Prolongez la critique du film Dreams de Michel Franco, reproduite dans l'extrait choisi, en reprenant juste après sa dernière phrase.
--- EXTRAIT CHOISI ---
Ce conte cruel et clinique sur la possession et la domination sexuelle et économique, au cœur du monde de l’art et du mécénat, est une implacable démonstration des ravages des sociétés capitalistes et de leur abjecte déshumanisation
Fernando, un jeune danseur de ballet originaire du Mexique, rêve de reconnaissance internationale et d’une vie meilleure aux États-Unis. Convaincu que sa maîtresse, Jennifer, une Américaine mondaine et philanthrope influente, l’aidera à réaliser ses ambitions, il quitte clandestinement son pays, échappant de justesse à la mort. Cependant, son arrivée vient bouleverser le monde soigneusement construit de Jennifer. Elle est prête à tout pour protéger leur avenir à tous deux, mais ne veut rien concéder de la vie qu'elle s'est construite…
Habitué des grands festivals, Michel Franco s’inscrit dans la lignée du cinéma clinique et déstabilisant de l’Autrichien Michael Haneke (La Pianiste). À l’exception du précédent, Memory, délicate parenthèse sentimentale dans une œuvre à la froideur cohérente et radicale, ses films auscultent l’espèce humaine au scalpel. Dans Dreams, la violence est protéiforme, frontale, invisible ou discrète. Quelle que soit son aspect, elle révèle la toxicité du pouvoir et des fractures socio-économiques toujours plus importantes.
--- INFORMATIONS FOURNIES ---
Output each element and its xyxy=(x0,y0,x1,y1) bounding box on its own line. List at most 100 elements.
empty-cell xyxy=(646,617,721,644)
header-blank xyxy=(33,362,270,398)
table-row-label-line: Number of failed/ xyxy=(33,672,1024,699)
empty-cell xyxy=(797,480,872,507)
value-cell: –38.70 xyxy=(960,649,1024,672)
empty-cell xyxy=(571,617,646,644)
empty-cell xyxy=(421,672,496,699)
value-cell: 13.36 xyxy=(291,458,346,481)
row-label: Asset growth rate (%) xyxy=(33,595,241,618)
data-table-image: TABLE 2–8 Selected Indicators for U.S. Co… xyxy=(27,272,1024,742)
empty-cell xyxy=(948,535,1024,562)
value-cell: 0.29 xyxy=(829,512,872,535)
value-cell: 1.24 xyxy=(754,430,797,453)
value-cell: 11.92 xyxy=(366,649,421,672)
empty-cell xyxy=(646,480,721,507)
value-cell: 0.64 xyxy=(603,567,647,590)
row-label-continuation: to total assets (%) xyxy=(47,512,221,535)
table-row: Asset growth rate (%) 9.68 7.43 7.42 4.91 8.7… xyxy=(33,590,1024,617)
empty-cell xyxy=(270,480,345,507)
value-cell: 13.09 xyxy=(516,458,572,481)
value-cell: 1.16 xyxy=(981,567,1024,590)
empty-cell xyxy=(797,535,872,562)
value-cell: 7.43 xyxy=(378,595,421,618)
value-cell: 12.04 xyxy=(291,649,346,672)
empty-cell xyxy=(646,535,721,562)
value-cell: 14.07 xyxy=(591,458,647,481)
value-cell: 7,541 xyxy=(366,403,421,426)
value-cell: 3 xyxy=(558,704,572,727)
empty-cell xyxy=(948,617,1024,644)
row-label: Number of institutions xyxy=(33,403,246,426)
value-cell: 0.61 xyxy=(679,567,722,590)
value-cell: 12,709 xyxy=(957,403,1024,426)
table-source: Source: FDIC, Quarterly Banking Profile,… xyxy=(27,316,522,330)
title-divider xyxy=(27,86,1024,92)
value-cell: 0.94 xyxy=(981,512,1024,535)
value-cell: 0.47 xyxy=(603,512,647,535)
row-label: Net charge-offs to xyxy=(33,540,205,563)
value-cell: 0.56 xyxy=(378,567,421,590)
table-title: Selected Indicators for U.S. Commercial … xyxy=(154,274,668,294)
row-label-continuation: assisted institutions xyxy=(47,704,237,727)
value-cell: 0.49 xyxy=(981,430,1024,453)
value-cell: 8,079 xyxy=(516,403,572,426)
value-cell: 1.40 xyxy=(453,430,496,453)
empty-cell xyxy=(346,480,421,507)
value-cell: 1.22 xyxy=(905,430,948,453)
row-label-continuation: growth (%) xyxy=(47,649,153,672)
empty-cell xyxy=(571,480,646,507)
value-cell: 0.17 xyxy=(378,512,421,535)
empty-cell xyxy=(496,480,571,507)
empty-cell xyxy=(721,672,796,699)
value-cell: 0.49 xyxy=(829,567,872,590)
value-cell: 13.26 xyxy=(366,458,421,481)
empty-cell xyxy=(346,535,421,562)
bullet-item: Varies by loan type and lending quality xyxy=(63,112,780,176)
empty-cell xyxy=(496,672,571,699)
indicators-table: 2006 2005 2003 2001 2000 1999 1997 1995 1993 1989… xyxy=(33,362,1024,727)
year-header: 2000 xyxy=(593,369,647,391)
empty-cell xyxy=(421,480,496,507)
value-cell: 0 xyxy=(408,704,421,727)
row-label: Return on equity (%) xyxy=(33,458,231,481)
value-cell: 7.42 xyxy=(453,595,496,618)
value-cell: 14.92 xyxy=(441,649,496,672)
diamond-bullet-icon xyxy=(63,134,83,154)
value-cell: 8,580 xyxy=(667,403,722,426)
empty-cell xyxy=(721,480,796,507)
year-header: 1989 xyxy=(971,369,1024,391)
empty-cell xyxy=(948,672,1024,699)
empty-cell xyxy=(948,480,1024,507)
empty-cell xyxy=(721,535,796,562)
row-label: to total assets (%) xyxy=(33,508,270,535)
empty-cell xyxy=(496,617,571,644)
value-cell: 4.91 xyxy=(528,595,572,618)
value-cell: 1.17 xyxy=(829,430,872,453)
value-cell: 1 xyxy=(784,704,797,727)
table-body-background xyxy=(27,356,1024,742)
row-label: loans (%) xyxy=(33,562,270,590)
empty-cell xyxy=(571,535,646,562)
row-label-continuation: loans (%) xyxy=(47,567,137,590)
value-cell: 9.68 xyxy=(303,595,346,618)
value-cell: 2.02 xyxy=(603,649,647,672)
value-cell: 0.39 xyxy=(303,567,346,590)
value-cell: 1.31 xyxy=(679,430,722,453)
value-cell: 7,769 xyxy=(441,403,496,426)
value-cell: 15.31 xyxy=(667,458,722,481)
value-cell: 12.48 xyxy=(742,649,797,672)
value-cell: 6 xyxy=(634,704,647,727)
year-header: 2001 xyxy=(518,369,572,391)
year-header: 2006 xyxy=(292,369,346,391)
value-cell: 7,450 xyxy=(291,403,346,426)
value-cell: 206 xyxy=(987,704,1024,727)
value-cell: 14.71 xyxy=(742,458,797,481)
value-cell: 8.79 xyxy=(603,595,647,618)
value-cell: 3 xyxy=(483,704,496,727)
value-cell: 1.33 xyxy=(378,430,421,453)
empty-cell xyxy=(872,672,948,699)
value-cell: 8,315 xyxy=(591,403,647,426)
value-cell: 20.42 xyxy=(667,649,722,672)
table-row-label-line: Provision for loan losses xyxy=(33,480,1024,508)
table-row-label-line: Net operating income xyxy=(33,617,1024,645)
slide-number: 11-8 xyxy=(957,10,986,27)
---
**RÉSULTAT CI-DESSOUS:**
Habile conteur, Michel Franco applique une mécanique scénaristique implacable qui s’appuie sur une mise en scène dépouillée et cherche la distanciation. Limpide et elliptique, le récit avance par petites séquences, souvent filmées en plan fixe. Les décors, sobres et graphiques, s’accordent à l’économie recherchée dans l’expression des sentiments. Les personnages sont incarnés par des comédiennes et comédiens volontairement économes dans leur jeu antipsychologique. Nous sommes à l’opposé d’une romance sulfureuse entre deux êtres emportés dans l’engrenage d’un amour incontrôlable. Plutôt dans un monde qui exclut toujours plus les êtres fragiles de la réussite et de l’épanouissement.
En regardant ce film entêtant situé à la frontière américano-mexicaine, on pense évidemment beaucoup à la politique abjecte du gouvernement trumpiste. Nous sommes dans le monde du racisme désinhibé, du pouvoir toxique et de l’argent roi, quand être riche laisse penser que l’on peut tout posséder, tout acheter, jusqu’aux êtres humains et à l’amour.